Short problem
Give only the number of lines in the data that include the string "this".

___ Items

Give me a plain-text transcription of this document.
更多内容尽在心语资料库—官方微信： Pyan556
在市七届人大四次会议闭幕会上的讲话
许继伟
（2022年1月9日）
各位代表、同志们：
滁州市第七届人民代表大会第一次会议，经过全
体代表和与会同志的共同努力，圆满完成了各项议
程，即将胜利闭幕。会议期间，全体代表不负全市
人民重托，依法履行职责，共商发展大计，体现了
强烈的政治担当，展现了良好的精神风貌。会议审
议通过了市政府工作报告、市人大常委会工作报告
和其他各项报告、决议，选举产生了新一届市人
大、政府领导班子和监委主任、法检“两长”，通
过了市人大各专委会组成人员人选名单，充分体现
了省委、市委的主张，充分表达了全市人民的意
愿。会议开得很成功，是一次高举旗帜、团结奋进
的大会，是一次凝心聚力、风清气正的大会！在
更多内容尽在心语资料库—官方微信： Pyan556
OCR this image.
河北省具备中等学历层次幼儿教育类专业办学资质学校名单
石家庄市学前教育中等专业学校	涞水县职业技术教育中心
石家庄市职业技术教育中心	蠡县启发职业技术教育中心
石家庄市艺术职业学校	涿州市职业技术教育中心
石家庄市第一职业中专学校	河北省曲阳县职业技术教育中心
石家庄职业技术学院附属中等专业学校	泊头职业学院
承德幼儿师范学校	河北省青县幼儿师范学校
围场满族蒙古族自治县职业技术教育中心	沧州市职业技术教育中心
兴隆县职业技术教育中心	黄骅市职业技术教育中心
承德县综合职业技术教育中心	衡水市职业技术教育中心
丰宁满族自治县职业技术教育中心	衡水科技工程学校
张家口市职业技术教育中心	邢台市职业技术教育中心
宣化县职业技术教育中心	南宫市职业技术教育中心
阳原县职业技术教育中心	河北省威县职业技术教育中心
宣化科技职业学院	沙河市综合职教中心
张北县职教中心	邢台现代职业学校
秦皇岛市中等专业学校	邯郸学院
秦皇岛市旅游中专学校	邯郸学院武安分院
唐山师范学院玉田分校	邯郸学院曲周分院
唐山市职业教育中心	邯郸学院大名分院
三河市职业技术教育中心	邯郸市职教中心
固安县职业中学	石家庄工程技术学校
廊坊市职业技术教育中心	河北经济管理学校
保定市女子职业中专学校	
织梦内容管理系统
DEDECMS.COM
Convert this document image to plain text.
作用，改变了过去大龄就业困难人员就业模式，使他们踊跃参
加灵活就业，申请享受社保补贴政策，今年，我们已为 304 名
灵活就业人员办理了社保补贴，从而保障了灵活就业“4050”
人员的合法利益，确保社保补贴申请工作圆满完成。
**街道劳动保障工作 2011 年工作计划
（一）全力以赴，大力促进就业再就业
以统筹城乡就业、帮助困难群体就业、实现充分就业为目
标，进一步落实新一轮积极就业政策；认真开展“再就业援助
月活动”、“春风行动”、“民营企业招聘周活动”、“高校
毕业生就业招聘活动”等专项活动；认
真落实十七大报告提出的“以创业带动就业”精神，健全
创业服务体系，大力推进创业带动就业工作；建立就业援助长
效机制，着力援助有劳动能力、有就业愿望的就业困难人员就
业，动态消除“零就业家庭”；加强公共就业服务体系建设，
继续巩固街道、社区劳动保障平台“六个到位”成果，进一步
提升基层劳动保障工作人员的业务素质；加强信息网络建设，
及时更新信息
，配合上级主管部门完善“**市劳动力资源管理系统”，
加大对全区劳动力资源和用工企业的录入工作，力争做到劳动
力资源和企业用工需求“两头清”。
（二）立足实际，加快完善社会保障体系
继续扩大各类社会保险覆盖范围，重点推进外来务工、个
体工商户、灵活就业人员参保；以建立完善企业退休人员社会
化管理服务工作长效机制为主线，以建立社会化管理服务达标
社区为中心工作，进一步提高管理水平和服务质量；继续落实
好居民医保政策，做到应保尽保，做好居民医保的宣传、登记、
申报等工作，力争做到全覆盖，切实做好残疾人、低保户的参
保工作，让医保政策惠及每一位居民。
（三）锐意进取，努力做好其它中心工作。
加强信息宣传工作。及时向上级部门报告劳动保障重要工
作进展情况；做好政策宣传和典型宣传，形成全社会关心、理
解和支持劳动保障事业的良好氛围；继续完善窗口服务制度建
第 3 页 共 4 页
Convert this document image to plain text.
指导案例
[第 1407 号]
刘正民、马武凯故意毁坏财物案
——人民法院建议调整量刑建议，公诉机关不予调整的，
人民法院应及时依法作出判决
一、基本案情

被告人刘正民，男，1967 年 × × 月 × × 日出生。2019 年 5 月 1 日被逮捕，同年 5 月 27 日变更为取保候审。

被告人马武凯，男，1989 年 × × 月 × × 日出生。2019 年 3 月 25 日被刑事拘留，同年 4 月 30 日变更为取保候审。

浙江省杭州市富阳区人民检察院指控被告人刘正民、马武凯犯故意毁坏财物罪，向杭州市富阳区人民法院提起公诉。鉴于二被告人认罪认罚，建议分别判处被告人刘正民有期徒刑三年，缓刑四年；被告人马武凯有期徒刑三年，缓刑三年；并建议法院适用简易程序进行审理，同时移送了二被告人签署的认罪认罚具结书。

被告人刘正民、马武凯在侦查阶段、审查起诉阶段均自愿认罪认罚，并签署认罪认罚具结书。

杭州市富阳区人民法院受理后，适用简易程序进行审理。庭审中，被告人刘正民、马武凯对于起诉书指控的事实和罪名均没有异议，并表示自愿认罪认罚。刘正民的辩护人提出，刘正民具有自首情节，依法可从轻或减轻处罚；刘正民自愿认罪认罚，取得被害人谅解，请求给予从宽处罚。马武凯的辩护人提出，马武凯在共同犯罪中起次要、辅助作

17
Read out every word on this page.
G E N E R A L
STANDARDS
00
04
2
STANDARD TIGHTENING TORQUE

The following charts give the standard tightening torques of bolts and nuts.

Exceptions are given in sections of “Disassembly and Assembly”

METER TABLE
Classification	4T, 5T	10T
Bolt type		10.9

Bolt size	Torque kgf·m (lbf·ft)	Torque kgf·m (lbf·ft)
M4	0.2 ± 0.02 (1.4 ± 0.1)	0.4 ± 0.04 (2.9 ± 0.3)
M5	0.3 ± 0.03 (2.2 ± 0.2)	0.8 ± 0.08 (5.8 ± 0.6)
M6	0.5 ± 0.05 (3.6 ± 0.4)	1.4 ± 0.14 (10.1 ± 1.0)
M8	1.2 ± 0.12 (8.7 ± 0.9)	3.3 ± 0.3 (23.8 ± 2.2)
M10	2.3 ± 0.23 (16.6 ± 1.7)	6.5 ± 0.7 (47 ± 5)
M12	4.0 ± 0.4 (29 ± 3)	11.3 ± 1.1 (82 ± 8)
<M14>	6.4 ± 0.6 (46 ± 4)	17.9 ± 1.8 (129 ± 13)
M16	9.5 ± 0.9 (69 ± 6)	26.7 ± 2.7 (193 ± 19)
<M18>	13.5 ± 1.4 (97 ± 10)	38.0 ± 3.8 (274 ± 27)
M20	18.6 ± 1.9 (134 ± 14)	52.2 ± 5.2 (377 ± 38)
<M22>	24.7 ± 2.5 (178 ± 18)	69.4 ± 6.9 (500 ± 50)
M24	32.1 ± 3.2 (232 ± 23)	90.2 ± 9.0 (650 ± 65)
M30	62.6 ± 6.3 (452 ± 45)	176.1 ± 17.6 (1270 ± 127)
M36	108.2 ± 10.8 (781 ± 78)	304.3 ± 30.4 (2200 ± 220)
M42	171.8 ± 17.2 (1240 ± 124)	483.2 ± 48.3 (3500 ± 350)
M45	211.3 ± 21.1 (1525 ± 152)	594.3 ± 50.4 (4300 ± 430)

______

The response
5